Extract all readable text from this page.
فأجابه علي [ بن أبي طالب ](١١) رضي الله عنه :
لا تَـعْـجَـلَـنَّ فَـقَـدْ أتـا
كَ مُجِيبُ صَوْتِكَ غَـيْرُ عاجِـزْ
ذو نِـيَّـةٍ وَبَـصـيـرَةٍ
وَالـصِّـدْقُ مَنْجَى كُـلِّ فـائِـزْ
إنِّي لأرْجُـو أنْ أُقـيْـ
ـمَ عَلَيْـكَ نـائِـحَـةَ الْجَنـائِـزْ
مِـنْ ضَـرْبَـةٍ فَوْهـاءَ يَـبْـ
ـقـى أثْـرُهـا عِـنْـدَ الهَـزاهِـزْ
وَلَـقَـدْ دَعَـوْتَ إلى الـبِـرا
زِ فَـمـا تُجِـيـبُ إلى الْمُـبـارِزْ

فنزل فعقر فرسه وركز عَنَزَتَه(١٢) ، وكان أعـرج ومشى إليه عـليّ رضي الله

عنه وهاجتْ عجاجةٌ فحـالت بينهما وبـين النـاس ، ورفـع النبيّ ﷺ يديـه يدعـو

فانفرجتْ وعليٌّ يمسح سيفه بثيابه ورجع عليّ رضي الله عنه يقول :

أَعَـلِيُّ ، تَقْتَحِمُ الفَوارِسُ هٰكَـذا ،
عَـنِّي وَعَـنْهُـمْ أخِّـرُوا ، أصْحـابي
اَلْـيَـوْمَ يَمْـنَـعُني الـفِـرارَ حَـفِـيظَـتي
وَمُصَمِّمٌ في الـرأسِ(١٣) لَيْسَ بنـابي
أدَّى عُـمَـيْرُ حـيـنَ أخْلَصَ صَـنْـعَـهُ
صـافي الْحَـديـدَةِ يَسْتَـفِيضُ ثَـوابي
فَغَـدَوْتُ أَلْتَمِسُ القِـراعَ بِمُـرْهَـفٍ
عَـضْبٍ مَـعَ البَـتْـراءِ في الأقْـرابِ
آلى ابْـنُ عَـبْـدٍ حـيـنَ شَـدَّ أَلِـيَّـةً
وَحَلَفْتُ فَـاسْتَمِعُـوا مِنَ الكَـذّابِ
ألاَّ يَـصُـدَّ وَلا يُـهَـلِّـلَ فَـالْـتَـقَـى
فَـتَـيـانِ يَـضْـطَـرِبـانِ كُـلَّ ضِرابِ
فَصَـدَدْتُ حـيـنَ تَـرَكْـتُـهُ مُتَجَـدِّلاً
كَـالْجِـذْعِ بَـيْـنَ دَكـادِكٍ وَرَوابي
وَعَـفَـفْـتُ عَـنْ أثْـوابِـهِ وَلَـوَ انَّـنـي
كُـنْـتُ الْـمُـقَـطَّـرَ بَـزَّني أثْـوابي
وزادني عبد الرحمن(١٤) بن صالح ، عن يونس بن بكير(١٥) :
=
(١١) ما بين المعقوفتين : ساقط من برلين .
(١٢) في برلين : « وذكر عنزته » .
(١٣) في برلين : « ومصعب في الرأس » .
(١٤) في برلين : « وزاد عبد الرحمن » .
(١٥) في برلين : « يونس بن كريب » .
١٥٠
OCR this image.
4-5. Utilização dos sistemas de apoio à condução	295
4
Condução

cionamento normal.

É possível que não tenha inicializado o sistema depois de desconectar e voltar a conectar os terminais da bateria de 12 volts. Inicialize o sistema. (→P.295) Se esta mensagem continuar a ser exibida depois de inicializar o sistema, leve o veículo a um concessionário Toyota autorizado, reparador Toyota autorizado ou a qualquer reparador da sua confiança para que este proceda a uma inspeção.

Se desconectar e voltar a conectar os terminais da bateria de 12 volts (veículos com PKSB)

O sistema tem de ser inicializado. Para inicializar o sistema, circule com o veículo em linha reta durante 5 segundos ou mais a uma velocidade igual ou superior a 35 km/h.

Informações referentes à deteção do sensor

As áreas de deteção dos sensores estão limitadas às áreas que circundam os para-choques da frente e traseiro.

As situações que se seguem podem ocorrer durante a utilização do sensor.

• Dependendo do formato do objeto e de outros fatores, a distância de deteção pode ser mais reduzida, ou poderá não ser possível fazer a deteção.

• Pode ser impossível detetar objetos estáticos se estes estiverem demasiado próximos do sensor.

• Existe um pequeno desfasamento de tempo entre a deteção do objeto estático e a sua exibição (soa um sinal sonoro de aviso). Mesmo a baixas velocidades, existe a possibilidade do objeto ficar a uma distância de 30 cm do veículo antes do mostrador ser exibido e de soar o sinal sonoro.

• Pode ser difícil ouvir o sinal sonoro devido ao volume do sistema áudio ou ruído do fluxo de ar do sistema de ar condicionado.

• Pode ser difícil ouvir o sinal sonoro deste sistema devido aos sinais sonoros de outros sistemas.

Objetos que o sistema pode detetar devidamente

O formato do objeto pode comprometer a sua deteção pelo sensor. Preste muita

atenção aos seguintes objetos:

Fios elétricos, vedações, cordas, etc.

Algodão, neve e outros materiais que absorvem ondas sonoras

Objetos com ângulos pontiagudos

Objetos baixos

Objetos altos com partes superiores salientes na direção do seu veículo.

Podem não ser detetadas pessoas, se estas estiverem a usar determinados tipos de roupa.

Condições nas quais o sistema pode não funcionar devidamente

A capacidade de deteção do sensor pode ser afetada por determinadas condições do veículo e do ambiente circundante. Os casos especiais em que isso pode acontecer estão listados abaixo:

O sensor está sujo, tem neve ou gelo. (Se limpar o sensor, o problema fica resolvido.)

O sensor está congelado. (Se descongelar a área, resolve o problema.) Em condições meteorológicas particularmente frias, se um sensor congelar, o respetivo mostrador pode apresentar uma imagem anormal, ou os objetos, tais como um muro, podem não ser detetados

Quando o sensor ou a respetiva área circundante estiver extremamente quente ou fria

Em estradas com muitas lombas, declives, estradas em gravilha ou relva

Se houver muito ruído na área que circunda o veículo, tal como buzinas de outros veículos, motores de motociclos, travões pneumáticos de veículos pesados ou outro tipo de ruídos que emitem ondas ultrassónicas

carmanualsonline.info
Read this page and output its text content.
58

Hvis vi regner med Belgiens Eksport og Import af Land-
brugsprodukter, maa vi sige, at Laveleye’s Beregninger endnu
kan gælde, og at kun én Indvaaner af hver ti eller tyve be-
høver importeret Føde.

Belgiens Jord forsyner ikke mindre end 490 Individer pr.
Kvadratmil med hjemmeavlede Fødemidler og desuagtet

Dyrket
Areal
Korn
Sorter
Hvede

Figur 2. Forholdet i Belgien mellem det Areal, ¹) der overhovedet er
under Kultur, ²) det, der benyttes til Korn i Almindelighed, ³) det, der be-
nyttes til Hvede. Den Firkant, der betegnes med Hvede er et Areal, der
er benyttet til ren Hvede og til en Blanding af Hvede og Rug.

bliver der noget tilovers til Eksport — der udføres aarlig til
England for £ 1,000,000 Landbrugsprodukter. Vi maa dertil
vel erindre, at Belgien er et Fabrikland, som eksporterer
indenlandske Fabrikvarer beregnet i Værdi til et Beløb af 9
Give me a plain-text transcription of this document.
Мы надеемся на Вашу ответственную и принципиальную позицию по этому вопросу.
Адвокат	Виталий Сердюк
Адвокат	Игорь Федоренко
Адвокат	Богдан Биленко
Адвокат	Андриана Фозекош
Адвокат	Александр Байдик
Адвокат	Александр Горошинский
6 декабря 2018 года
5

________________________

▶ **GIVEN PROBLEM**
The answer consists only of the lines from the one containing "Give me a plain-text" to the end of the records, each written out exactly.

▶ **ANSWER**
Give me a plain-text transcription of this document.
Мы надеемся на Вашу ответственную и принципиальную позицию по этому вопросу.
Адвокат	Виталий Сердюк
Адвокат	Игорь Федоренко
Адвокат	Богдан Биленко
Адвокат	Андриана Фозекош
Адвокат	Александр Байдик
Адвокат	Александр Горошинский
6 декабря 2018 года
5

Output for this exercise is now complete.